● To be done: Exactly reproduce the entries, dropping any pictures from your copy.

● Records for the exercise:

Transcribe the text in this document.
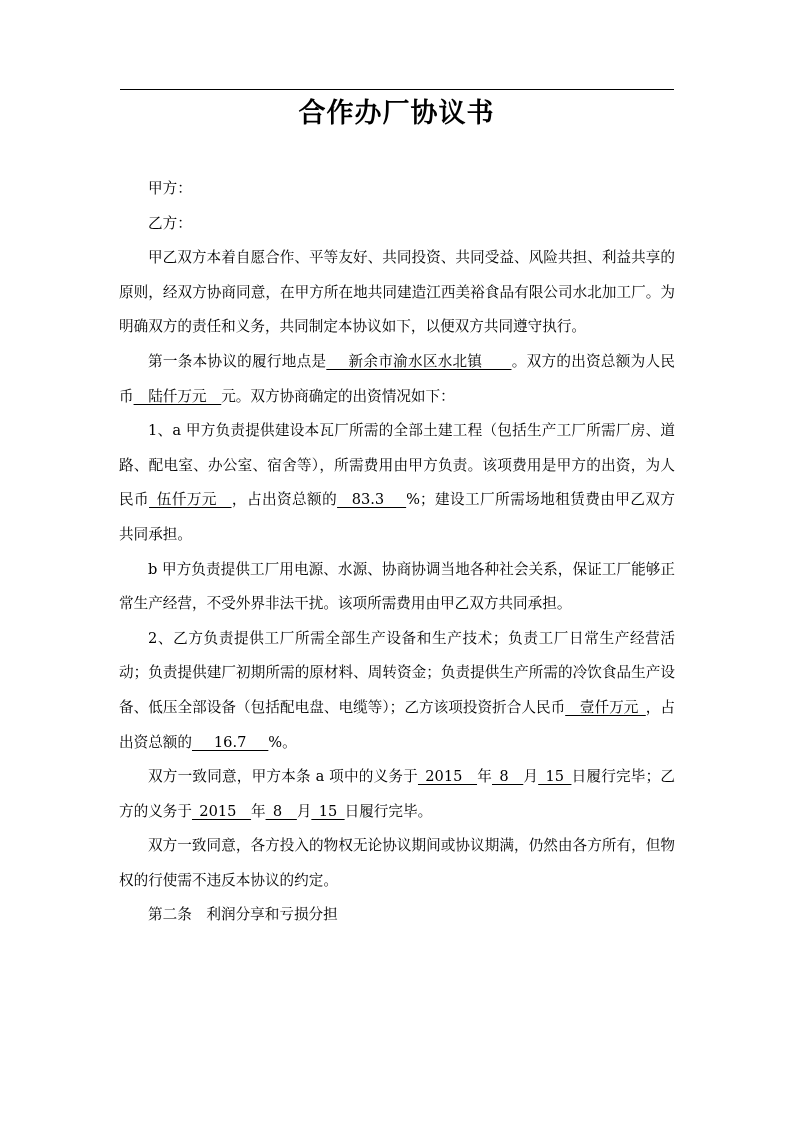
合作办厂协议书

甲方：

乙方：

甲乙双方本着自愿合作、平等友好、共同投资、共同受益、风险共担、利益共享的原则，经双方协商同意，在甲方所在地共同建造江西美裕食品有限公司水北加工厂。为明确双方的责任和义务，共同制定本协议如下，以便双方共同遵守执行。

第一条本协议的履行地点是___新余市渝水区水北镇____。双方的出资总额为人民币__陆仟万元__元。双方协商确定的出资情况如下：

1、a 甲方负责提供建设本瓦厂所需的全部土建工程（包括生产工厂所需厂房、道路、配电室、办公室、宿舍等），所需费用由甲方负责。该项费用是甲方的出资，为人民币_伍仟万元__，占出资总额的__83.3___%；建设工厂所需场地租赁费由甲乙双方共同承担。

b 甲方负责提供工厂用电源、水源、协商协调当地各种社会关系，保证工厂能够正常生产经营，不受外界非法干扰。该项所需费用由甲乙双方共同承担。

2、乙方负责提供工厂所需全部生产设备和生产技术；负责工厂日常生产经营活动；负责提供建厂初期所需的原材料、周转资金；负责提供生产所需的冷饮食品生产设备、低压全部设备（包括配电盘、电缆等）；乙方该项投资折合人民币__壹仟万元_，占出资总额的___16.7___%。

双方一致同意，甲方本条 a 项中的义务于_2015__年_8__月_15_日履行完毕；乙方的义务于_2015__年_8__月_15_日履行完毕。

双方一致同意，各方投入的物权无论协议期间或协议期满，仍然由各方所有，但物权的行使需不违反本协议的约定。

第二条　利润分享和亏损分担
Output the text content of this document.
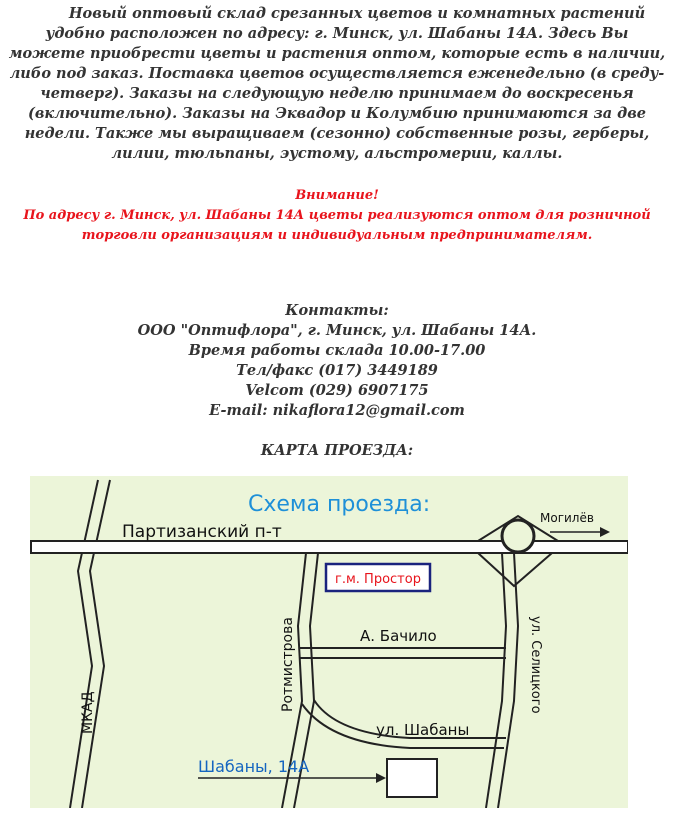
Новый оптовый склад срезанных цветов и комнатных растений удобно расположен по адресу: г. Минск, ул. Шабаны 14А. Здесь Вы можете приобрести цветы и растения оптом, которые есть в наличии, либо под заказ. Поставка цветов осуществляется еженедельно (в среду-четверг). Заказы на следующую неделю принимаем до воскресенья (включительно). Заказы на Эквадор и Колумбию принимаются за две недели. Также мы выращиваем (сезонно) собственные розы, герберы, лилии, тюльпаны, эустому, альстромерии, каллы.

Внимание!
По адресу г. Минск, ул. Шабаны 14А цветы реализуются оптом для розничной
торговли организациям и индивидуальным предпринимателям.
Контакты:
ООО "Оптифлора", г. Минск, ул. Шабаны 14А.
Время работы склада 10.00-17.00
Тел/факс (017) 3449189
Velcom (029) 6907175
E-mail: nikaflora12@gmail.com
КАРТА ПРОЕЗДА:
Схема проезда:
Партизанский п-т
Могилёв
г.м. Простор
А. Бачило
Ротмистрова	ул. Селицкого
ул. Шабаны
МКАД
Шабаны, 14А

● Output of the task:
Transcribe the text in this document.
合作办厂协议书

甲方：

乙方：

甲乙双方本着自愿合作、平等友好、共同投资、共同受益、风险共担、利益共享的原则，经双方协商同意，在甲方所在地共同建造江西美裕食品有限公司水北加工厂。为明确双方的责任和义务，共同制定本协议如下，以便双方共同遵守执行。

第一条本协议的履行地点是___新余市渝水区水北镇____。双方的出资总额为人民币__陆仟万元__元。双方协商确定的出资情况如下：

1、a 甲方负责提供建设本瓦厂所需的全部土建工程（包括生产工厂所需厂房、道路、配电室、办公室、宿舍等），所需费用由甲方负责。该项费用是甲方的出资，为人民币_伍仟万元__，占出资总额的__83.3___%；建设工厂所需场地租赁费由甲乙双方共同承担。

b 甲方负责提供工厂用电源、水源、协商协调当地各种社会关系，保证工厂能够正常生产经营，不受外界非法干扰。该项所需费用由甲乙双方共同承担。

2、乙方负责提供工厂所需全部生产设备和生产技术；负责工厂日常生产经营活动；负责提供建厂初期所需的原材料、周转资金；负责提供生产所需的冷饮食品生产设备、低压全部设备（包括配电盘、电缆等）；乙方该项投资折合人民币__壹仟万元_，占出资总额的___16.7___%。

双方一致同意，甲方本条 a 项中的义务于_2015__年_8__月_15_日履行完毕；乙方的义务于_2015__年_8__月_15_日履行完毕。

双方一致同意，各方投入的物权无论协议期间或协议期满，仍然由各方所有，但物权的行使需不违反本协议的约定。

第二条　利润分享和亏损分担
Output the text content of this document.
Новый оптовый склад срезанных цветов и комнатных растений удобно расположен по адресу: г. Минск, ул. Шабаны 14А. Здесь Вы можете приобрести цветы и растения оптом, которые есть в наличии, либо под заказ. Поставка цветов осуществляется еженедельно (в среду-четверг). Заказы на следующую неделю принимаем до воскресенья (включительно). Заказы на Эквадор и Колумбию принимаются за две недели. Также мы выращиваем (сезонно) собственные розы, герберы, лилии, тюльпаны, эустому, альстромерии, каллы.

Внимание!
По адресу г. Минск, ул. Шабаны 14А цветы реализуются оптом для розничной
торговли организациям и индивидуальным предпринимателям.
Контакты:
ООО "Оптифлора", г. Минск, ул. Шабаны 14А.
Время работы склада 10.00-17.00
Тел/факс (017) 3449189
Velcom (029) 6907175
E-mail: nikaflora12@gmail.com
КАРТА ПРОЕЗДА:
Схема проезда:
Партизанский п-т
Могилёв
г.м. Простор
А. Бачило
Ротмистрова	ул. Селицкого
ул. Шабаны
МКАД
Шабаны, 14А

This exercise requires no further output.